↓

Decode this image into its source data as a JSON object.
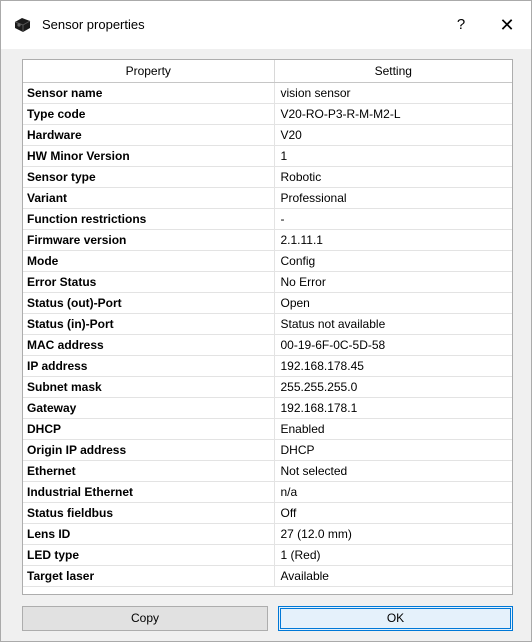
{
  "window": {
    "title": "Sensor properties",
    "help_label": "?",
    "close_label": "✕"
  },
  "table": {
    "headers": [
      "Property",
      "Setting"
    ],
    "rows": [
      [
        "Sensor name",
        "vision sensor"
      ],
      [
        "Type code",
        "V20-RO-P3-R-M-M2-L"
      ],
      [
        "Hardware",
        "V20"
      ],
      [
        "HW Minor Version",
        "1"
      ],
      [
        "Sensor type",
        "Robotic"
      ],
      [
        "Variant",
        "Professional"
      ],
      [
        "Function restrictions",
        "-"
      ],
      [
        "Firmware version",
        "2.1.11.1"
      ],
      [
        "Mode",
        "Config"
      ],
      [
        "Error Status",
        "No Error"
      ],
      [
        "Status (out)-Port",
        "Open"
      ],
      [
        "Status (in)-Port",
        "Status not available"
      ],
      [
        "MAC address",
        "00-19-6F-0C-5D-58"
      ],
      [
        "IP address",
        "192.168.178.45"
      ],
      [
        "Subnet mask",
        "255.255.255.0"
      ],
      [
        "Gateway",
        "192.168.178.1"
      ],
      [
        "DHCP",
        "Enabled"
      ],
      [
        "Origin IP address",
        "DHCP"
      ],
      [
        "Ethernet",
        "Not selected"
      ],
      [
        "Industrial Ethernet",
        "n/a"
      ],
      [
        "Status fieldbus",
        "Off"
      ],
      [
        "Lens ID",
        "27 (12.0 mm)"
      ],
      [
        "LED type",
        "1 (Red)"
      ],
      [
        "Target laser",
        "Available"
      ]
    ]
  },
  "buttons": {
    "copy_label": "Copy",
    "ok_label": "OK"
  }
}
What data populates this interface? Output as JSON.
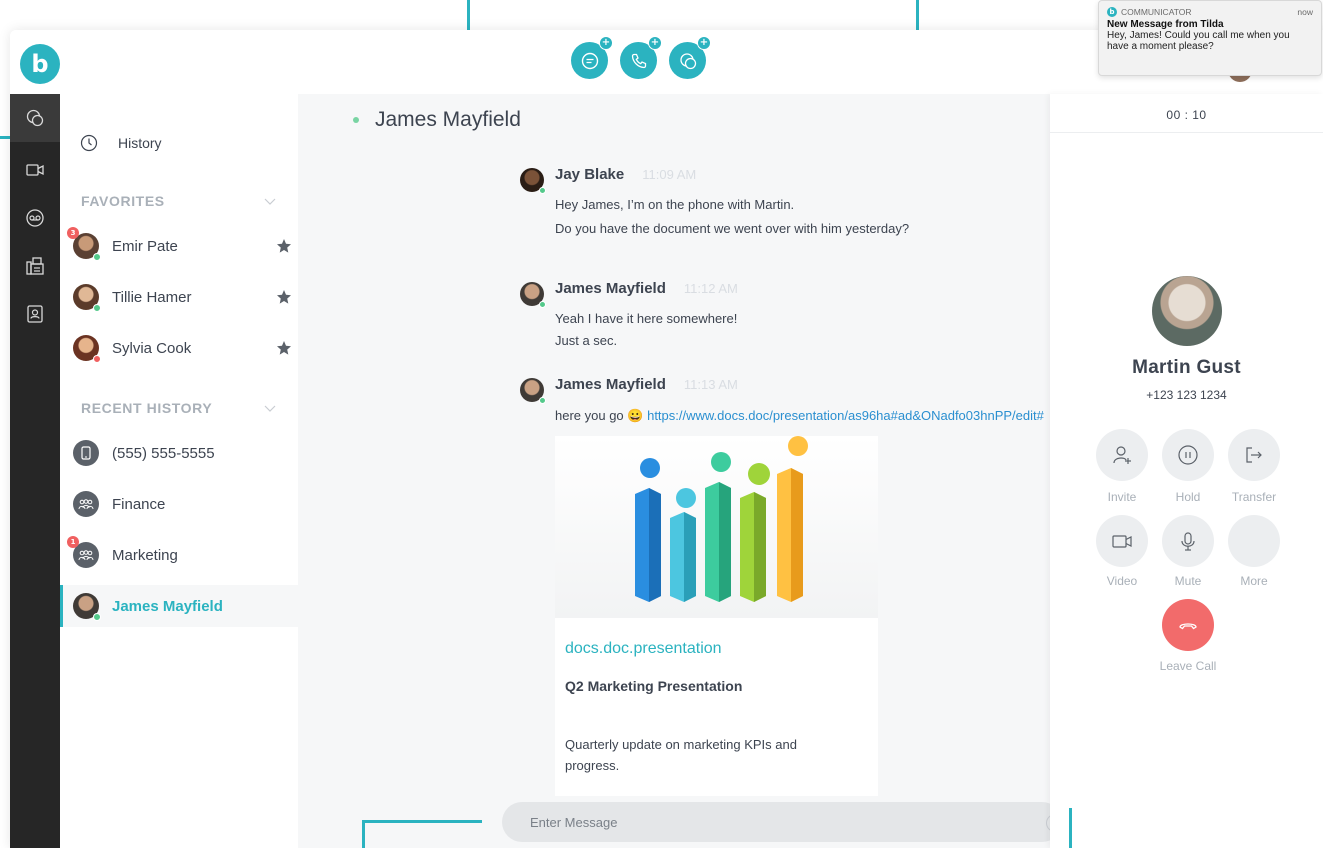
{
  "colors": {
    "accent": "#2bb3c0",
    "rail": "#262626",
    "online": "#54c98b",
    "away": "#f06060",
    "leave_call": "#f26b6b"
  },
  "app": {
    "logo_letter": "b",
    "top_actions": [
      {
        "name": "new-chat-button",
        "icon": "chat-plus-icon"
      },
      {
        "name": "new-call-button",
        "icon": "phone-plus-icon"
      },
      {
        "name": "new-group-chat-button",
        "icon": "group-chat-plus-icon"
      }
    ]
  },
  "rail": {
    "items": [
      {
        "icon": "chat-icon",
        "active": true
      },
      {
        "icon": "video-icon",
        "active": false
      },
      {
        "icon": "voicemail-icon",
        "active": false
      },
      {
        "icon": "fax-icon",
        "active": false
      },
      {
        "icon": "contacts-icon",
        "active": false
      }
    ]
  },
  "sidebar": {
    "history_label": "History",
    "favorites_label": "FAVORITES",
    "recent_label": "RECENT HISTORY",
    "favorites": [
      {
        "name": "Emir Pate",
        "badge": "3",
        "status": "online"
      },
      {
        "name": "Tillie Hamer",
        "badge": "",
        "status": "online"
      },
      {
        "name": "Sylvia Cook",
        "badge": "",
        "status": "away"
      }
    ],
    "recent": [
      {
        "name": "(555) 555-5555",
        "type": "phone",
        "badge": ""
      },
      {
        "name": "Finance",
        "type": "group",
        "badge": ""
      },
      {
        "name": "Marketing",
        "type": "group",
        "badge": "1"
      },
      {
        "name": "James Mayfield",
        "type": "person",
        "badge": "",
        "active": true
      }
    ]
  },
  "chat": {
    "title": "James Mayfield",
    "messages": [
      {
        "sender": "Jay Blake",
        "time": "11:09 AM",
        "lines": [
          "Hey James, I’m on the phone with Martin.",
          "Do you have the document we went over with him yesterday?"
        ]
      },
      {
        "sender": "James Mayfield",
        "time": "11:12 AM",
        "lines": [
          "Yeah I have it here somewhere!",
          "Just a sec."
        ]
      },
      {
        "sender": "James Mayfield",
        "time": "11:13 AM",
        "text": "here you go 😀",
        "link": "https://www.docs.doc/presentation/as96ha#ad&ONadfo03hnPP/edit#"
      }
    ],
    "preview": {
      "domain": "docs.doc.presentation",
      "title": "Q2 Marketing Presentation",
      "description": "Quarterly update on marketing KPIs and progress."
    },
    "composer_placeholder": "Enter Message"
  },
  "call": {
    "timer": "00 : 10",
    "contact_name": "Martin Gust",
    "contact_number": "+123 123 1234",
    "buttons": [
      {
        "label": "Invite",
        "icon": "add-user-icon"
      },
      {
        "label": "Hold",
        "icon": "pause-icon"
      },
      {
        "label": "Transfer",
        "icon": "transfer-icon"
      },
      {
        "label": "Video",
        "icon": "video-icon"
      },
      {
        "label": "Mute",
        "icon": "microphone-icon"
      },
      {
        "label": "More",
        "icon": ""
      }
    ],
    "leave_label": "Leave Call"
  },
  "notification": {
    "app": "COMMUNICATOR",
    "when": "now",
    "title": "New Message from Tilda",
    "body": "Hey, James! Could you call me when you have a moment please?"
  }
}
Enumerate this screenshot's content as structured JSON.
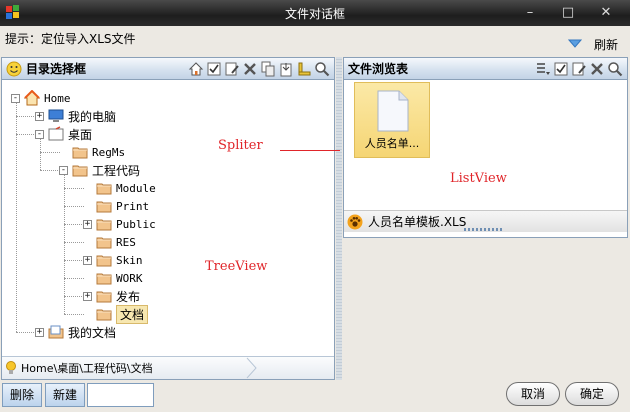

↑

> _EXERCISE OBJECTIVE_
Tally the lines in the entries above that hold the word "group". Reply with nothing but that count.

> _SOLUTION_
4